* [Short exercise] Every record should be written out exactly, please.
--------------------------------------------------
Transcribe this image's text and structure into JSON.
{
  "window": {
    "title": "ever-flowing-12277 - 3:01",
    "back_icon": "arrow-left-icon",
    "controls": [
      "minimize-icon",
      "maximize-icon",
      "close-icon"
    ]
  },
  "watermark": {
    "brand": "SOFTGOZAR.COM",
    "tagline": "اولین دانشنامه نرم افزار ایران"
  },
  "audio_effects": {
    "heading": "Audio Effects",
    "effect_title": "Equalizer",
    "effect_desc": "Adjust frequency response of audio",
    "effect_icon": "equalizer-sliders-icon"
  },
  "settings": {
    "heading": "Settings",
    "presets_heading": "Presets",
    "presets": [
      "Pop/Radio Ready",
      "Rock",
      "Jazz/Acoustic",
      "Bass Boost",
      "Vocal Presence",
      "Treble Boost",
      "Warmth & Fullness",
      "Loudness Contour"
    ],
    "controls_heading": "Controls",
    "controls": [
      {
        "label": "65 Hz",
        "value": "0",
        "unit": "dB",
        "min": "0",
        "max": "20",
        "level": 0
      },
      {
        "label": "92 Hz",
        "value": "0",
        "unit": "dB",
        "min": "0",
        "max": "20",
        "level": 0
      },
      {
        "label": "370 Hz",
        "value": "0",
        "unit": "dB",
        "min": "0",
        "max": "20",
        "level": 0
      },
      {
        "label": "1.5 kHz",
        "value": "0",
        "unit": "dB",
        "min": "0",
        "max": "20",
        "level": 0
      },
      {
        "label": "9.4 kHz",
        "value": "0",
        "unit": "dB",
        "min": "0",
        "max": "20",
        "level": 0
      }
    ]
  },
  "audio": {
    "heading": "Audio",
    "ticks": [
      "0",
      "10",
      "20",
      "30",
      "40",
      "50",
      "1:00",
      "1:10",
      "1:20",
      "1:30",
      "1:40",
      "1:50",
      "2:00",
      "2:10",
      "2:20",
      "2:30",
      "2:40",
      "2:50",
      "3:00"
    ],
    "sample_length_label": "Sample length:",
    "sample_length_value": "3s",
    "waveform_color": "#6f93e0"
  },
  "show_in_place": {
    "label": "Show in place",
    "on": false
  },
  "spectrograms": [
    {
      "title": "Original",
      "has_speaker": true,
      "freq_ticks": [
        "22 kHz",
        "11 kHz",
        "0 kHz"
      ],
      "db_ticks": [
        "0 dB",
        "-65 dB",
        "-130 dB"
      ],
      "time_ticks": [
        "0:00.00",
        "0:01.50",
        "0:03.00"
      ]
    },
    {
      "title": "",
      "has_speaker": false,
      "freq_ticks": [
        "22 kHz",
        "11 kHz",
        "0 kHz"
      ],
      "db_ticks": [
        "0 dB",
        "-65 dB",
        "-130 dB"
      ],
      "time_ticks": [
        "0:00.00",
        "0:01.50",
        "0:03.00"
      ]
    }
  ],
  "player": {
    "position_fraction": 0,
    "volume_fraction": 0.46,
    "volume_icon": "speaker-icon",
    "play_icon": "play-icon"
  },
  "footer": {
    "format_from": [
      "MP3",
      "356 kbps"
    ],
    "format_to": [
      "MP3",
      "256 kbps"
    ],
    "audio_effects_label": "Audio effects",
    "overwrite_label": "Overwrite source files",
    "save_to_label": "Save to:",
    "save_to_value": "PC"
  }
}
--------------------------------------------------
* [Expected output]
Transcribe this image's text and structure into JSON.
{
  "window": {
    "title": "ever-flowing-12277 - 3:01",
    "back_icon": "arrow-left-icon",
    "controls": [
      "minimize-icon",
      "maximize-icon",
      "close-icon"
    ]
  },
  "watermark": {
    "brand": "SOFTGOZAR.COM",
    "tagline": "اولین دانشنامه نرم افزار ایران"
  },
  "audio_effects": {
    "heading": "Audio Effects",
    "effect_title": "Equalizer",
    "effect_desc": "Adjust frequency response of audio",
    "effect_icon": "equalizer-sliders-icon"
  },
  "settings": {
    "heading": "Settings",
    "presets_heading": "Presets",
    "presets": [
      "Pop/Radio Ready",
      "Rock",
      "Jazz/Acoustic",
      "Bass Boost",
      "Vocal Presence",
      "Treble Boost",
      "Warmth & Fullness",
      "Loudness Contour"
    ],
    "controls_heading": "Controls",
    "controls": [
      {
        "label": "65 Hz",
        "value": "0",
        "unit": "dB",
        "min": "0",
        "max": "20",
        "level": 0
      },
      {
        "label": "92 Hz",
        "value": "0",
        "unit": "dB",
        "min": "0",
        "max": "20",
        "level": 0
      },
      {
        "label": "370 Hz",
        "value": "0",
        "unit": "dB",
        "min": "0",
        "max": "20",
        "level": 0
      },
      {
        "label": "1.5 kHz",
        "value": "0",
        "unit": "dB",
        "min": "0",
        "max": "20",
        "level": 0
      },
      {
        "label": "9.4 kHz",
        "value": "0",
        "unit": "dB",
        "min": "0",
        "max": "20",
        "level": 0
      }
    ]
  },
  "audio": {
    "heading": "Audio",
    "ticks": [
      "0",
      "10",
      "20",
      "30",
      "40",
      "50",
      "1:00",
      "1:10",
      "1:20",
      "1:30",
      "1:40",
      "1:50",
      "2:00",
      "2:10",
      "2:20",
      "2:30",
      "2:40",
      "2:50",
      "3:00"
    ],
    "sample_length_label": "Sample length:",
    "sample_length_value": "3s",
    "waveform_color": "#6f93e0"
  },
  "show_in_place": {
    "label": "Show in place",
    "on": false
  },
  "spectrograms": [
    {
      "title": "Original",
      "has_speaker": true,
      "freq_ticks": [
        "22 kHz",
        "11 kHz",
        "0 kHz"
      ],
      "db_ticks": [
        "0 dB",
        "-65 dB",
        "-130 dB"
      ],
      "time_ticks": [
        "0:00.00",
        "0:01.50",
        "0:03.00"
      ]
    },
    {
      "title": "",
      "has_speaker": false,
      "freq_ticks": [
        "22 kHz",
        "11 kHz",
        "0 kHz"
      ],
      "db_ticks": [
        "0 dB",
        "-65 dB",
        "-130 dB"
      ],
      "time_ticks": [
        "0:00.00",
        "0:01.50",
        "0:03.00"
      ]
    }
  ],
  "player": {
    "position_fraction": 0,
    "volume_fraction": 0.46,
    "volume_icon": "speaker-icon",
    "play_icon": "play-icon"
  },
  "footer": {
    "format_from": [
      "MP3",
      "356 kbps"
    ],
    "format_to": [
      "MP3",
      "256 kbps"
    ],
    "audio_effects_label": "Audio effects",
    "overwrite_label": "Overwrite source files",
    "save_to_label": "Save to:",
    "save_to_value": "PC"
  }
}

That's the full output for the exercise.